### DIRECTIONS FOR THIS TASK
Search the listing for the string "Consumer" and copy every line that contains it.

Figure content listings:
== == ==
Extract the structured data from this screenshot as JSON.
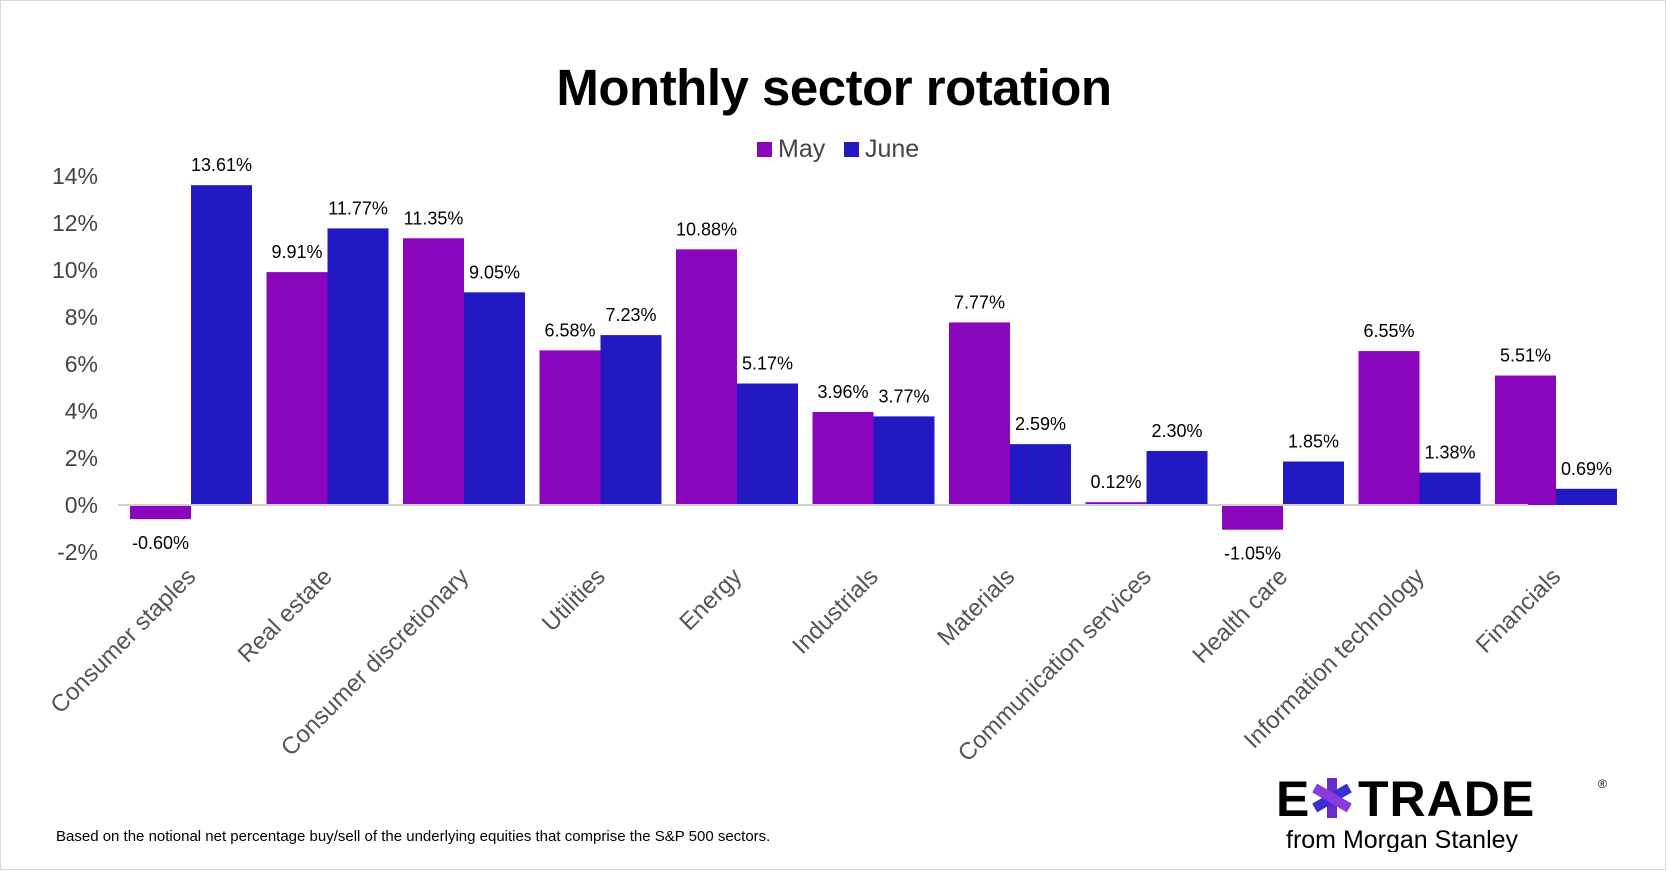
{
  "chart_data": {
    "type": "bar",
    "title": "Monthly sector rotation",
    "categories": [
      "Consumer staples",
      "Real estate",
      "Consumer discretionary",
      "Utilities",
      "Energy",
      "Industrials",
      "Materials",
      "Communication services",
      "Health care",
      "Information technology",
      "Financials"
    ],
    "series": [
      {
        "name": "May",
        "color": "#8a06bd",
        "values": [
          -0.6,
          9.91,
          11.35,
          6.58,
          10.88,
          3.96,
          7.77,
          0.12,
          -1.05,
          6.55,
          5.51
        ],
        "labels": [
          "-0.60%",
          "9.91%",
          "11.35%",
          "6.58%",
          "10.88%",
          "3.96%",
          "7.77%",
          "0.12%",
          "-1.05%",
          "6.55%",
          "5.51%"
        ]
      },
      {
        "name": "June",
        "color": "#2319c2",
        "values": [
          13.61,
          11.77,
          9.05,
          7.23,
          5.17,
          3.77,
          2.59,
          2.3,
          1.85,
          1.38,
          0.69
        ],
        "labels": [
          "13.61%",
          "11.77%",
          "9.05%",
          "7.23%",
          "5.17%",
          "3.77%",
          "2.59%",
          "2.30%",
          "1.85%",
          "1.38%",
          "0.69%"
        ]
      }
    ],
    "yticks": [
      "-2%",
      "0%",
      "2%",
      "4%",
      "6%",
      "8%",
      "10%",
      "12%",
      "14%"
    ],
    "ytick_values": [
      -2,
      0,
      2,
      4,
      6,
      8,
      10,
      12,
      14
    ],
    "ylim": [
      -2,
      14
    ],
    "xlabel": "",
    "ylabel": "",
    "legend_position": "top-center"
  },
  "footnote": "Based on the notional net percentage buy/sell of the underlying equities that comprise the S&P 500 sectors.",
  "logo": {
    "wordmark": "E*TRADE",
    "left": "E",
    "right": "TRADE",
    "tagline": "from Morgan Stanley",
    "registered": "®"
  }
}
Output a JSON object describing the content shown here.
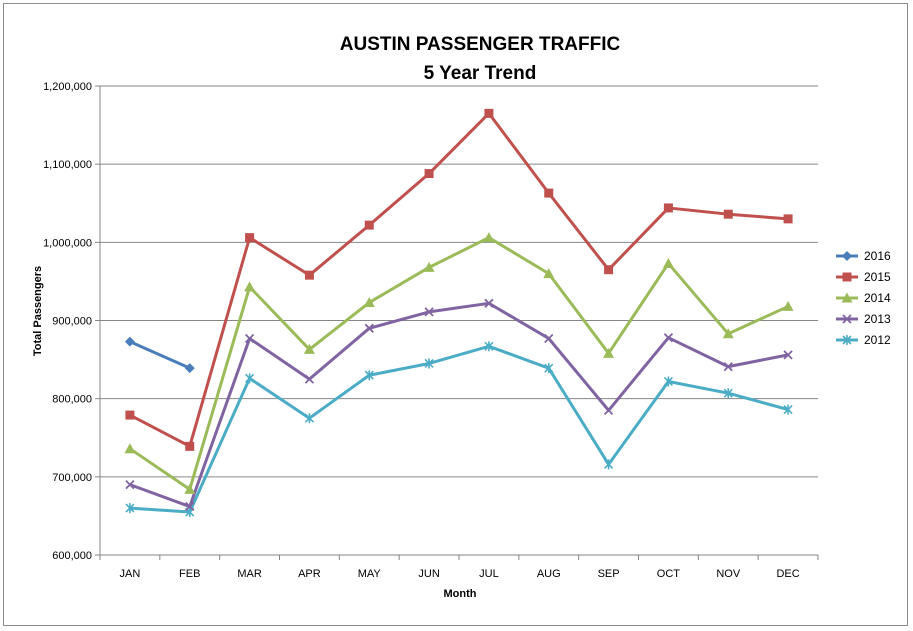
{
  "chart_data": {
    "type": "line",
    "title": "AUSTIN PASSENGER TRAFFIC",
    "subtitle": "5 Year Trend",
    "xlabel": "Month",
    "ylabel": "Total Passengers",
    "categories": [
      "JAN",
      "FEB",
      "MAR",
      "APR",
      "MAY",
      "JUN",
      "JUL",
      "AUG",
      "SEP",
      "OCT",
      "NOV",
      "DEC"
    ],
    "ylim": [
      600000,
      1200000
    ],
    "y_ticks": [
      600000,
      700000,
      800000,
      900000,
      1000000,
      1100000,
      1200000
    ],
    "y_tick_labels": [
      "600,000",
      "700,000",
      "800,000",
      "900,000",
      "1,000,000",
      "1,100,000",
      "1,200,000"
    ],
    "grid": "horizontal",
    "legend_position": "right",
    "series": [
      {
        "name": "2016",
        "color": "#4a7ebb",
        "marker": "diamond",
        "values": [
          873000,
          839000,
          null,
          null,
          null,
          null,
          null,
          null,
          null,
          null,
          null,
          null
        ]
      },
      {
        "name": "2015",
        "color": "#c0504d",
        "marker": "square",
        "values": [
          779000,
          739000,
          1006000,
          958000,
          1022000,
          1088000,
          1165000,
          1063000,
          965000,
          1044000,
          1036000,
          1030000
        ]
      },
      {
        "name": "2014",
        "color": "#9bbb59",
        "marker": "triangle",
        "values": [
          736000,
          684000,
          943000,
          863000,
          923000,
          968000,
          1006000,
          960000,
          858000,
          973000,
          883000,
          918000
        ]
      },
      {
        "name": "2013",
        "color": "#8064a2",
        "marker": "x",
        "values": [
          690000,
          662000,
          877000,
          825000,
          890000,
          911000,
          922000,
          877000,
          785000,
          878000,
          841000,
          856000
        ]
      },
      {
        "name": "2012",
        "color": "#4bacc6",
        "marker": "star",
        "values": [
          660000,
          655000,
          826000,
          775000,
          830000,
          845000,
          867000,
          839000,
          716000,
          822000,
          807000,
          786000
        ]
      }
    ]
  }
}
== == ==
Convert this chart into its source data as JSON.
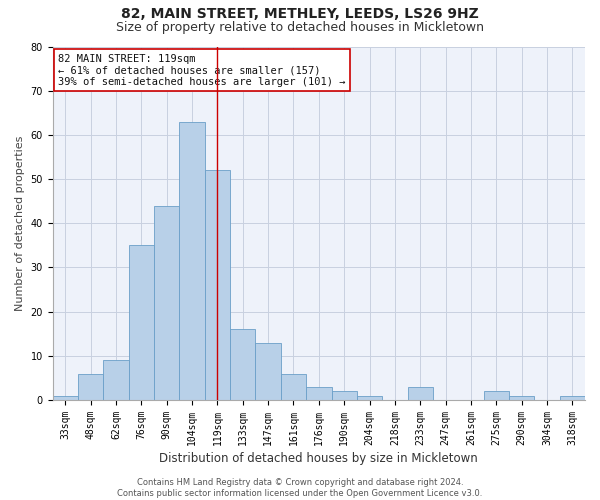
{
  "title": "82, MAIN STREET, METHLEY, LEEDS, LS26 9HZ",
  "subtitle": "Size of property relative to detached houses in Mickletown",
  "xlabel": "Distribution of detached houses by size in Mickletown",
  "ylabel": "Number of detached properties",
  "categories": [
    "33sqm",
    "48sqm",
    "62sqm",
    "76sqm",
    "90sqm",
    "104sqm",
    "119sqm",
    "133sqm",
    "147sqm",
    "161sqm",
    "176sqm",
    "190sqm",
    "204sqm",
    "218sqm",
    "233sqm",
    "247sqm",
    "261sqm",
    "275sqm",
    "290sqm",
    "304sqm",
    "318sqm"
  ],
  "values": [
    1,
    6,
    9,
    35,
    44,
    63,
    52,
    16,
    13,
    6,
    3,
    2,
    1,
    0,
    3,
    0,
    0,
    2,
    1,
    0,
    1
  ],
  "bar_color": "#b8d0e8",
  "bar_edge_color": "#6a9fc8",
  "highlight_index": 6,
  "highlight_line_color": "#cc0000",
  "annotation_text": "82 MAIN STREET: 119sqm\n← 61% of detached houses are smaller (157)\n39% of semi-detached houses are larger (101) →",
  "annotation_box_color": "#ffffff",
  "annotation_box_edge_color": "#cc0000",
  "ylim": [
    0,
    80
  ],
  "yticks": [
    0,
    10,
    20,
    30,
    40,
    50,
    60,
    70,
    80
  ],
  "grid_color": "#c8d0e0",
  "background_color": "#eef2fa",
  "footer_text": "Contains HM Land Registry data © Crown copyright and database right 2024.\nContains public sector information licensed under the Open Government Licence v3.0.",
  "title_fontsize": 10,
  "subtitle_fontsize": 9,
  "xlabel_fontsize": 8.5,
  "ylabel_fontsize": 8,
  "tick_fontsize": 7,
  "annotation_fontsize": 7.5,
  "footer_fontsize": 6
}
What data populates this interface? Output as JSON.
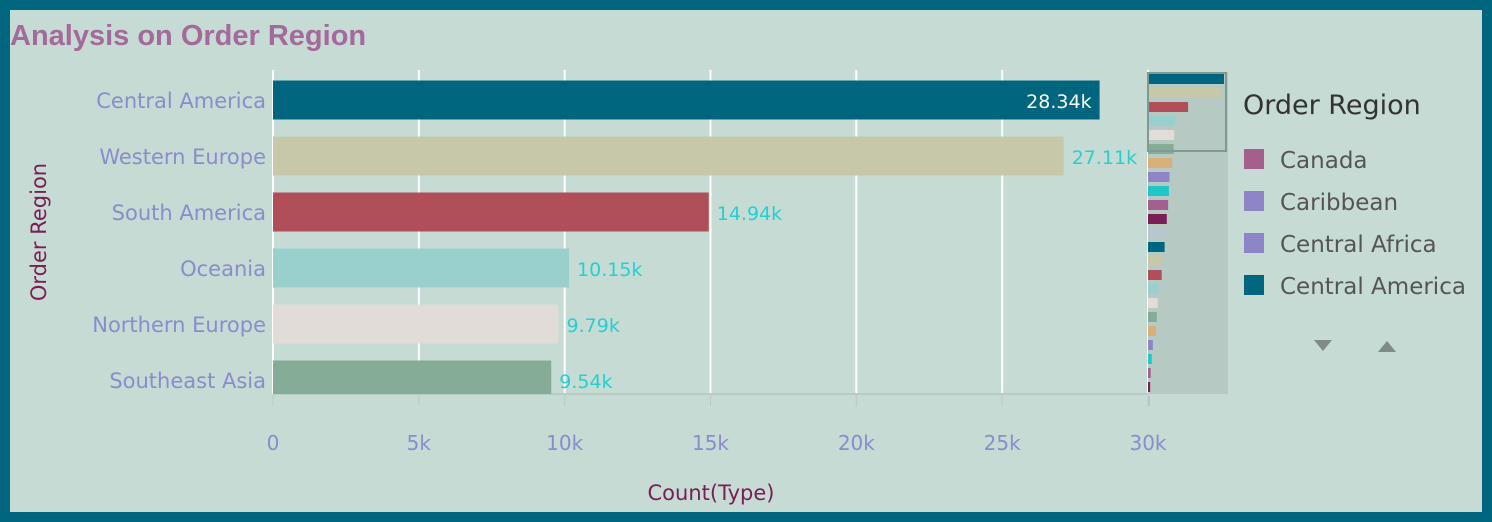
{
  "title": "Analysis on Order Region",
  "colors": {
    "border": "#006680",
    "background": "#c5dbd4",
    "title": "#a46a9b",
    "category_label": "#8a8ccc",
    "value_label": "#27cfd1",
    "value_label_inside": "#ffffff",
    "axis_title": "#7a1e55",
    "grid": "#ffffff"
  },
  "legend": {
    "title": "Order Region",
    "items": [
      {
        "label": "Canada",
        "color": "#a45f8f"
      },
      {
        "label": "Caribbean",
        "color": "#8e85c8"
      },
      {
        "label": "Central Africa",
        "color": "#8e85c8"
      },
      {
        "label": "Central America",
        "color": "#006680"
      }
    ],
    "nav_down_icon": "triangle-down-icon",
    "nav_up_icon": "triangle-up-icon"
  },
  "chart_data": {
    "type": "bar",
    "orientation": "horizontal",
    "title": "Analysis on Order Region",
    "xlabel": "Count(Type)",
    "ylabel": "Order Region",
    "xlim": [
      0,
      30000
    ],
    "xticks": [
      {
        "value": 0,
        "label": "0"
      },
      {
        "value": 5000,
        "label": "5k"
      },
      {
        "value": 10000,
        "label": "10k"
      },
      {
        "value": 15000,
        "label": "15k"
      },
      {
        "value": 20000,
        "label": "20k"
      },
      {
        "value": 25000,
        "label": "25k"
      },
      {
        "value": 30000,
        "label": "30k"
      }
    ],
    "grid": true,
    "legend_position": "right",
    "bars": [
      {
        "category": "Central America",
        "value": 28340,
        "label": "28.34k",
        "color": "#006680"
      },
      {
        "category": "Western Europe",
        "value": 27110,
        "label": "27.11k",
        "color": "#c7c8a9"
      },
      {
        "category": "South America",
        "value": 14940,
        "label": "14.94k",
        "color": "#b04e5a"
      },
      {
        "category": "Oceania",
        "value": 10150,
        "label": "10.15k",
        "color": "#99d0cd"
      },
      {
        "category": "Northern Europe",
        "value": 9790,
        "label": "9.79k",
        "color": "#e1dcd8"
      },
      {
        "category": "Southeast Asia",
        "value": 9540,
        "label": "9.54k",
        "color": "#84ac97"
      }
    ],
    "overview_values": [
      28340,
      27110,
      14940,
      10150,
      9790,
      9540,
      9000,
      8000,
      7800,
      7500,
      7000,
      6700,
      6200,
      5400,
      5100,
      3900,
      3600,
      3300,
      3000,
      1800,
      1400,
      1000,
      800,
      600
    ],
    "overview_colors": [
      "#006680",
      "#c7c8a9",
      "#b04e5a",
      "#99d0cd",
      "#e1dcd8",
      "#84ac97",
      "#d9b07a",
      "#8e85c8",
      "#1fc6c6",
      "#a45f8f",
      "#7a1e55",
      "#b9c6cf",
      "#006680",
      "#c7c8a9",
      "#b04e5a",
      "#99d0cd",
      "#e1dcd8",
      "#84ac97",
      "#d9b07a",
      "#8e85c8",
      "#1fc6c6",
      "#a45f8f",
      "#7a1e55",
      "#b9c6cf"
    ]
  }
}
== == ==
### FULL OUTPUT
      "Consumer staples",
      "Consumer discretionary",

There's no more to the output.